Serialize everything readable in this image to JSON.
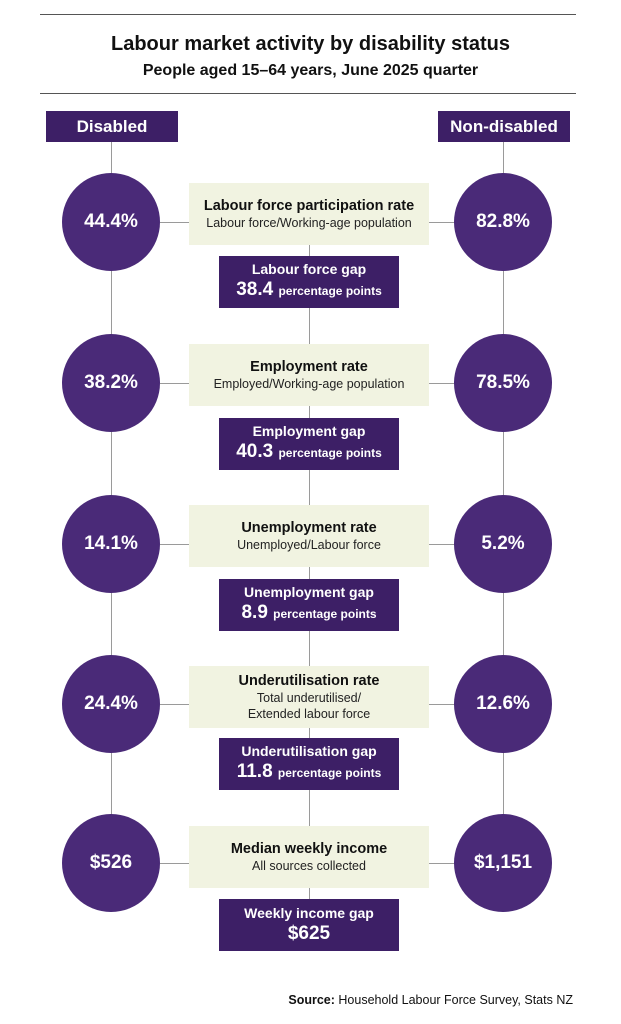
{
  "header": {
    "title": "Labour market activity by disability status",
    "subtitle": "People aged 15–64 years, June 2025 quarter"
  },
  "columns": {
    "left": "Disabled",
    "right": "Non-disabled"
  },
  "rows": [
    {
      "name": "Labour force participation rate",
      "definition_lines": [
        "Labour force/Working-age population"
      ],
      "disabled": "44.4%",
      "non_disabled": "82.8%",
      "gap_label": "Labour force gap",
      "gap_value": "38.4",
      "gap_unit": "percentage points"
    },
    {
      "name": "Employment rate",
      "definition_lines": [
        "Employed/Working-age population"
      ],
      "disabled": "38.2%",
      "non_disabled": "78.5%",
      "gap_label": "Employment gap",
      "gap_value": "40.3",
      "gap_unit": "percentage points"
    },
    {
      "name": "Unemployment rate",
      "definition_lines": [
        "Unemployed/Labour force"
      ],
      "disabled": "14.1%",
      "non_disabled": "5.2%",
      "gap_label": "Unemployment gap",
      "gap_value": "8.9",
      "gap_unit": "percentage points"
    },
    {
      "name": "Underutilisation rate",
      "definition_lines": [
        "Total underutilised/",
        "Extended labour force"
      ],
      "disabled": "24.4%",
      "non_disabled": "12.6%",
      "gap_label": "Underutilisation gap",
      "gap_value": "11.8",
      "gap_unit": "percentage points"
    },
    {
      "name": "Median weekly income",
      "definition_lines": [
        "All sources collected"
      ],
      "disabled": "$526",
      "non_disabled": "$1,151",
      "gap_label": "Weekly income gap",
      "gap_value": "$625",
      "gap_unit": ""
    }
  ],
  "footer": {
    "source_label": "Source:",
    "source_text": " Household Labour Force Survey, Stats NZ"
  },
  "colors": {
    "purple_dark": "#3d1f66",
    "purple_circle": "#4a2a78",
    "box_cream": "#f1f3e1"
  }
}
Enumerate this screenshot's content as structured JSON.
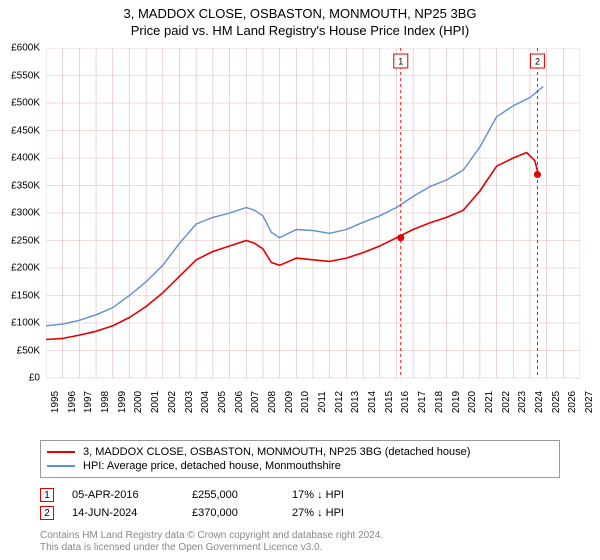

» **Problem details**:
Your task is to transcribe all of the records precisely, with no images included.

» **Right answer**:
Serialize everything readable in this image to JSON.
{
  "header": {
    "title": "Labour market activity by disability status",
    "subtitle": "People aged 15–64 years, June 2025 quarter"
  },
  "columns": {
    "left": "Disabled",
    "right": "Non-disabled"
  },
  "rows": [
    {
      "name": "Labour force participation rate",
      "definition_lines": [
        "Labour force/Working-age population"
      ],
      "disabled": "44.4%",
      "non_disabled": "82.8%",
      "gap_label": "Labour force gap",
      "gap_value": "38.4",
      "gap_unit": "percentage points"
    },
    {
      "name": "Employment rate",
      "definition_lines": [
        "Employed/Working-age population"
      ],
      "disabled": "38.2%",
      "non_disabled": "78.5%",
      "gap_label": "Employment gap",
      "gap_value": "40.3",
      "gap_unit": "percentage points"
    },
    {
      "name": "Unemployment rate",
      "definition_lines": [
        "Unemployed/Labour force"
      ],
      "disabled": "14.1%",
      "non_disabled": "5.2%",
      "gap_label": "Unemployment gap",
      "gap_value": "8.9",
      "gap_unit": "percentage points"
    },
    {
      "name": "Underutilisation rate",
      "definition_lines": [
        "Total underutilised/",
        "Extended labour force"
      ],
      "disabled": "24.4%",
      "non_disabled": "12.6%",
      "gap_label": "Underutilisation gap",
      "gap_value": "11.8",
      "gap_unit": "percentage points"
    },
    {
      "name": "Median weekly income",
      "definition_lines": [
        "All sources collected"
      ],
      "disabled": "$526",
      "non_disabled": "$1,151",
      "gap_label": "Weekly income gap",
      "gap_value": "$625",
      "gap_unit": ""
    }
  ],
  "footer": {
    "source_label": "Source:",
    "source_text": " Household Labour Force Survey, Stats NZ"
  },
  "colors": {
    "purple_dark": "#3d1f66",
    "purple_circle": "#4a2a78",
    "box_cream": "#f1f3e1"
  }
}
Enumerate this screenshot's content as structured JSON.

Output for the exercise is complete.